# Short exercise
Retype the data below without altering anything.

# Data supplied

◆ ◆ ◆

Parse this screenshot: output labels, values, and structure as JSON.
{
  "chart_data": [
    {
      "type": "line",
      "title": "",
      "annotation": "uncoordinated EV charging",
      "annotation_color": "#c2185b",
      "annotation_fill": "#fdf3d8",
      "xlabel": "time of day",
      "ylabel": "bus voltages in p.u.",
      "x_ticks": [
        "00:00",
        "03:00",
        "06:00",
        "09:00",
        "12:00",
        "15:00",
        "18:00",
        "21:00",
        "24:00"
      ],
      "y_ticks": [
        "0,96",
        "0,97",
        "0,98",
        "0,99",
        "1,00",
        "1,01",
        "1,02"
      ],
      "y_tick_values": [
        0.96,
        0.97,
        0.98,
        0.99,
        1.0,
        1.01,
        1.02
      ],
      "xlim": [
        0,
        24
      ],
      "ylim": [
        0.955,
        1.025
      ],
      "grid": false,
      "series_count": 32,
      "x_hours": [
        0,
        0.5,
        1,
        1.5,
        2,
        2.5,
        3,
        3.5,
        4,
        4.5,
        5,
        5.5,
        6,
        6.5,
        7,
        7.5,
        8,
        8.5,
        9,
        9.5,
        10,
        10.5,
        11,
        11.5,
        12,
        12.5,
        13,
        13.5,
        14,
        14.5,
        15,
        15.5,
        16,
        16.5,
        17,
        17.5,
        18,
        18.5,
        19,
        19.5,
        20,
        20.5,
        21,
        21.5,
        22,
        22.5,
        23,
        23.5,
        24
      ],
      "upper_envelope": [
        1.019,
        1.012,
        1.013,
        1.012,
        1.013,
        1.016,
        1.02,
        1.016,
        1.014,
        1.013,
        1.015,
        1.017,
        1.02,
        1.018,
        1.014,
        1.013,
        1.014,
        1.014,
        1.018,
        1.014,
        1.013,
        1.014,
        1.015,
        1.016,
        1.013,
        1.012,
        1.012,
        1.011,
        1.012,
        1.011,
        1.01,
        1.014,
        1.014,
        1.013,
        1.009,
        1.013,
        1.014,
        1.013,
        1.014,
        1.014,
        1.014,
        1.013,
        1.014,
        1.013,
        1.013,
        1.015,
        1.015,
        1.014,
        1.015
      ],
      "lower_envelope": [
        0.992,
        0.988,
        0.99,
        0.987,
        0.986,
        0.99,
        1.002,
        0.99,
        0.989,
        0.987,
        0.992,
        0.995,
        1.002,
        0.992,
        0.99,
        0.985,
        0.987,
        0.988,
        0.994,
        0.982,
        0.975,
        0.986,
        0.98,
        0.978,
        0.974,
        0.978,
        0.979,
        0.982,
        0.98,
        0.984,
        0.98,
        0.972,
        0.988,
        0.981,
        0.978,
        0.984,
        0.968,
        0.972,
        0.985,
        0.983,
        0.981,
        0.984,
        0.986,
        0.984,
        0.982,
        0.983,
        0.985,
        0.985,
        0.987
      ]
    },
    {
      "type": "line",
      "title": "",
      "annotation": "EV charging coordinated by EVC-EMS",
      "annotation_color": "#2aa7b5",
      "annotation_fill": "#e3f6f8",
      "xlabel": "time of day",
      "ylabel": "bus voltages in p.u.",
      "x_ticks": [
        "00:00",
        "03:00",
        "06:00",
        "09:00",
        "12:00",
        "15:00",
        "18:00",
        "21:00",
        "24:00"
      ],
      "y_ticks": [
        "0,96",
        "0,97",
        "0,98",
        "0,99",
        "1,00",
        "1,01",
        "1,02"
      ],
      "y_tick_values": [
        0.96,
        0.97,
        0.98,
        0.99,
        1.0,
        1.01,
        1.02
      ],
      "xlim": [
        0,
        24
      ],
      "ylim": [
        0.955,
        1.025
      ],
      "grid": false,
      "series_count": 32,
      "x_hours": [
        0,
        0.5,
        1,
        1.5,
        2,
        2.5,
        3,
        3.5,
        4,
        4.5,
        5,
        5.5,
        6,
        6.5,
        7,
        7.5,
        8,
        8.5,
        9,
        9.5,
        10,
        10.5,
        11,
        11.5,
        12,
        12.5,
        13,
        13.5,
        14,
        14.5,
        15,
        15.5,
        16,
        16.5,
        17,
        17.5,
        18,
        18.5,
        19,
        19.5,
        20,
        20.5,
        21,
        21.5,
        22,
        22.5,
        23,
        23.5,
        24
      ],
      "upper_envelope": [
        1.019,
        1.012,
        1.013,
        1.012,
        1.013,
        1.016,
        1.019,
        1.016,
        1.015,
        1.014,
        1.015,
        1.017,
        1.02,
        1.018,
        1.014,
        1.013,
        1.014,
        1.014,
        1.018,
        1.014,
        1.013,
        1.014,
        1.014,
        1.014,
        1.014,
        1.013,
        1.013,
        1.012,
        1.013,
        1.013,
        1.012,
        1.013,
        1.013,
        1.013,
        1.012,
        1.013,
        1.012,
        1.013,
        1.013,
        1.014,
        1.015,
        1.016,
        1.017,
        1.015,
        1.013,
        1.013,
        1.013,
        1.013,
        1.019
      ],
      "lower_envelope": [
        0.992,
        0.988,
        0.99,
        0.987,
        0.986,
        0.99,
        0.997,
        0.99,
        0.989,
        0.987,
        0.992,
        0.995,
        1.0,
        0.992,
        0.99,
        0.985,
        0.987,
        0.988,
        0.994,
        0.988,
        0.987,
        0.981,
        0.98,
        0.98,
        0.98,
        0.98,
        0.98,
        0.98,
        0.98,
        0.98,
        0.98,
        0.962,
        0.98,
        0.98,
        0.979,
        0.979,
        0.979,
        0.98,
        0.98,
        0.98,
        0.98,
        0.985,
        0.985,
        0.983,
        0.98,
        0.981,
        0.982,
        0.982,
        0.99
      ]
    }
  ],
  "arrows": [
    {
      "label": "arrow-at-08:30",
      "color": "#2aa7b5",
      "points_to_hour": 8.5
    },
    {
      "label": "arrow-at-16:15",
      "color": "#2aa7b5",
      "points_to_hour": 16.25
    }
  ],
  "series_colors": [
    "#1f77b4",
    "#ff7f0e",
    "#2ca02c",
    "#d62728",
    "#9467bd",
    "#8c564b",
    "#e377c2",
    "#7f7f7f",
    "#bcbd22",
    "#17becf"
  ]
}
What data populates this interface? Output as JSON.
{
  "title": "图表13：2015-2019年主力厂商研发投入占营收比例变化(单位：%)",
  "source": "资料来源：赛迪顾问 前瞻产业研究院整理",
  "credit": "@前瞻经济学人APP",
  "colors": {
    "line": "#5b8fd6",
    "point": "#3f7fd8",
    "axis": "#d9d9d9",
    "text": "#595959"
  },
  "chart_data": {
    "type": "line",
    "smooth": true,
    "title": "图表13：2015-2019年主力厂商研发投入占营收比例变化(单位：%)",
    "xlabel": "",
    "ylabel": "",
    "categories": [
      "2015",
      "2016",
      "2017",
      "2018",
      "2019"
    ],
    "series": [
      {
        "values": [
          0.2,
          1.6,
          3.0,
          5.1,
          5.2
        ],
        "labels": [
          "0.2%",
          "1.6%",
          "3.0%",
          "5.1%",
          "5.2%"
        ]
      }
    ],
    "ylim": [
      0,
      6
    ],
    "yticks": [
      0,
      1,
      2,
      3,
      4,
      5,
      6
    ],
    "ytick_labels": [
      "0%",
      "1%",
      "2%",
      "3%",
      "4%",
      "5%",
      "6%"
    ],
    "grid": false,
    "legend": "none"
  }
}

◆ ◆ ◆

# Written solution
Parse this screenshot: output labels, values, and structure as JSON.
{
  "chart_data": [
    {
      "type": "line",
      "title": "",
      "annotation": "uncoordinated EV charging",
      "annotation_color": "#c2185b",
      "annotation_fill": "#fdf3d8",
      "xlabel": "time of day",
      "ylabel": "bus voltages in p.u.",
      "x_ticks": [
        "00:00",
        "03:00",
        "06:00",
        "09:00",
        "12:00",
        "15:00",
        "18:00",
        "21:00",
        "24:00"
      ],
      "y_ticks": [
        "0,96",
        "0,97",
        "0,98",
        "0,99",
        "1,00",
        "1,01",
        "1,02"
      ],
      "y_tick_values": [
        0.96,
        0.97,
        0.98,
        0.99,
        1.0,
        1.01,
        1.02
      ],
      "xlim": [
        0,
        24
      ],
      "ylim": [
        0.955,
        1.025
      ],
      "grid": false,
      "series_count": 32,
      "x_hours": [
        0,
        0.5,
        1,
        1.5,
        2,
        2.5,
        3,
        3.5,
        4,
        4.5,
        5,
        5.5,
        6,
        6.5,
        7,
        7.5,
        8,
        8.5,
        9,
        9.5,
        10,
        10.5,
        11,
        11.5,
        12,
        12.5,
        13,
        13.5,
        14,
        14.5,
        15,
        15.5,
        16,
        16.5,
        17,
        17.5,
        18,
        18.5,
        19,
        19.5,
        20,
        20.5,
        21,
        21.5,
        22,
        22.5,
        23,
        23.5,
        24
      ],
      "upper_envelope": [
        1.019,
        1.012,
        1.013,
        1.012,
        1.013,
        1.016,
        1.02,
        1.016,
        1.014,
        1.013,
        1.015,
        1.017,
        1.02,
        1.018,
        1.014,
        1.013,
        1.014,
        1.014,
        1.018,
        1.014,
        1.013,
        1.014,
        1.015,
        1.016,
        1.013,
        1.012,
        1.012,
        1.011,
        1.012,
        1.011,
        1.01,
        1.014,
        1.014,
        1.013,
        1.009,
        1.013,
        1.014,
        1.013,
        1.014,
        1.014,
        1.014,
        1.013,
        1.014,
        1.013,
        1.013,
        1.015,
        1.015,
        1.014,
        1.015
      ],
      "lower_envelope": [
        0.992,
        0.988,
        0.99,
        0.987,
        0.986,
        0.99,
        1.002,
        0.99,
        0.989,
        0.987,
        0.992,
        0.995,
        1.002,
        0.992,
        0.99,
        0.985,
        0.987,
        0.988,
        0.994,
        0.982,
        0.975,
        0.986,
        0.98,
        0.978,
        0.974,
        0.978,
        0.979,
        0.982,
        0.98,
        0.984,
        0.98,
        0.972,
        0.988,
        0.981,
        0.978,
        0.984,
        0.968,
        0.972,
        0.985,
        0.983,
        0.981,
        0.984,
        0.986,
        0.984,
        0.982,
        0.983,
        0.985,
        0.985,
        0.987
      ]
    },
    {
      "type": "line",
      "title": "",
      "annotation": "EV charging coordinated by EVC-EMS",
      "annotation_color": "#2aa7b5",
      "annotation_fill": "#e3f6f8",
      "xlabel": "time of day",
      "ylabel": "bus voltages in p.u.",
      "x_ticks": [
        "00:00",
        "03:00",
        "06:00",
        "09:00",
        "12:00",
        "15:00",
        "18:00",
        "21:00",
        "24:00"
      ],
      "y_ticks": [
        "0,96",
        "0,97",
        "0,98",
        "0,99",
        "1,00",
        "1,01",
        "1,02"
      ],
      "y_tick_values": [
        0.96,
        0.97,
        0.98,
        0.99,
        1.0,
        1.01,
        1.02
      ],
      "xlim": [
        0,
        24
      ],
      "ylim": [
        0.955,
        1.025
      ],
      "grid": false,
      "series_count": 32,
      "x_hours": [
        0,
        0.5,
        1,
        1.5,
        2,
        2.5,
        3,
        3.5,
        4,
        4.5,
        5,
        5.5,
        6,
        6.5,
        7,
        7.5,
        8,
        8.5,
        9,
        9.5,
        10,
        10.5,
        11,
        11.5,
        12,
        12.5,
        13,
        13.5,
        14,
        14.5,
        15,
        15.5,
        16,
        16.5,
        17,
        17.5,
        18,
        18.5,
        19,
        19.5,
        20,
        20.5,
        21,
        21.5,
        22,
        22.5,
        23,
        23.5,
        24
      ],
      "upper_envelope": [
        1.019,
        1.012,
        1.013,
        1.012,
        1.013,
        1.016,
        1.019,
        1.016,
        1.015,
        1.014,
        1.015,
        1.017,
        1.02,
        1.018,
        1.014,
        1.013,
        1.014,
        1.014,
        1.018,
        1.014,
        1.013,
        1.014,
        1.014,
        1.014,
        1.014,
        1.013,
        1.013,
        1.012,
        1.013,
        1.013,
        1.012,
        1.013,
        1.013,
        1.013,
        1.012,
        1.013,
        1.012,
        1.013,
        1.013,
        1.014,
        1.015,
        1.016,
        1.017,
        1.015,
        1.013,
        1.013,
        1.013,
        1.013,
        1.019
      ],
      "lower_envelope": [
        0.992,
        0.988,
        0.99,
        0.987,
        0.986,
        0.99,
        0.997,
        0.99,
        0.989,
        0.987,
        0.992,
        0.995,
        1.0,
        0.992,
        0.99,
        0.985,
        0.987,
        0.988,
        0.994,
        0.988,
        0.987,
        0.981,
        0.98,
        0.98,
        0.98,
        0.98,
        0.98,
        0.98,
        0.98,
        0.98,
        0.98,
        0.962,
        0.98,
        0.98,
        0.979,
        0.979,
        0.979,
        0.98,
        0.98,
        0.98,
        0.98,
        0.985,
        0.985,
        0.983,
        0.98,
        0.981,
        0.982,
        0.982,
        0.99
      ]
    }
  ],
  "arrows": [
    {
      "label": "arrow-at-08:30",
      "color": "#2aa7b5",
      "points_to_hour": 8.5
    },
    {
      "label": "arrow-at-16:15",
      "color": "#2aa7b5",
      "points_to_hour": 16.25
    }
  ],
  "series_colors": [
    "#1f77b4",
    "#ff7f0e",
    "#2ca02c",
    "#d62728",
    "#9467bd",
    "#8c564b",
    "#e377c2",
    "#7f7f7f",
    "#bcbd22",
    "#17becf"
  ]
}
What data populates this interface? Output as JSON.
{
  "title": "图表13：2015-2019年主力厂商研发投入占营收比例变化(单位：%)",
  "source": "资料来源：赛迪顾问 前瞻产业研究院整理",
  "credit": "@前瞻经济学人APP",
  "colors": {
    "line": "#5b8fd6",
    "point": "#3f7fd8",
    "axis": "#d9d9d9",
    "text": "#595959"
  },
  "chart_data": {
    "type": "line",
    "smooth": true,
    "title": "图表13：2015-2019年主力厂商研发投入占营收比例变化(单位：%)",
    "xlabel": "",
    "ylabel": "",
    "categories": [
      "2015",
      "2016",
      "2017",
      "2018",
      "2019"
    ],
    "series": [
      {
        "values": [
          0.2,
          1.6,
          3.0,
          5.1,
          5.2
        ],
        "labels": [
          "0.2%",
          "1.6%",
          "3.0%",
          "5.1%",
          "5.2%"
        ]
      }
    ],
    "ylim": [
      0,
      6
    ],
    "yticks": [
      0,
      1,
      2,
      3,
      4,
      5,
      6
    ],
    "ytick_labels": [
      "0%",
      "1%",
      "2%",
      "3%",
      "4%",
      "5%",
      "6%"
    ],
    "grid": false,
    "legend": "none"
  }
}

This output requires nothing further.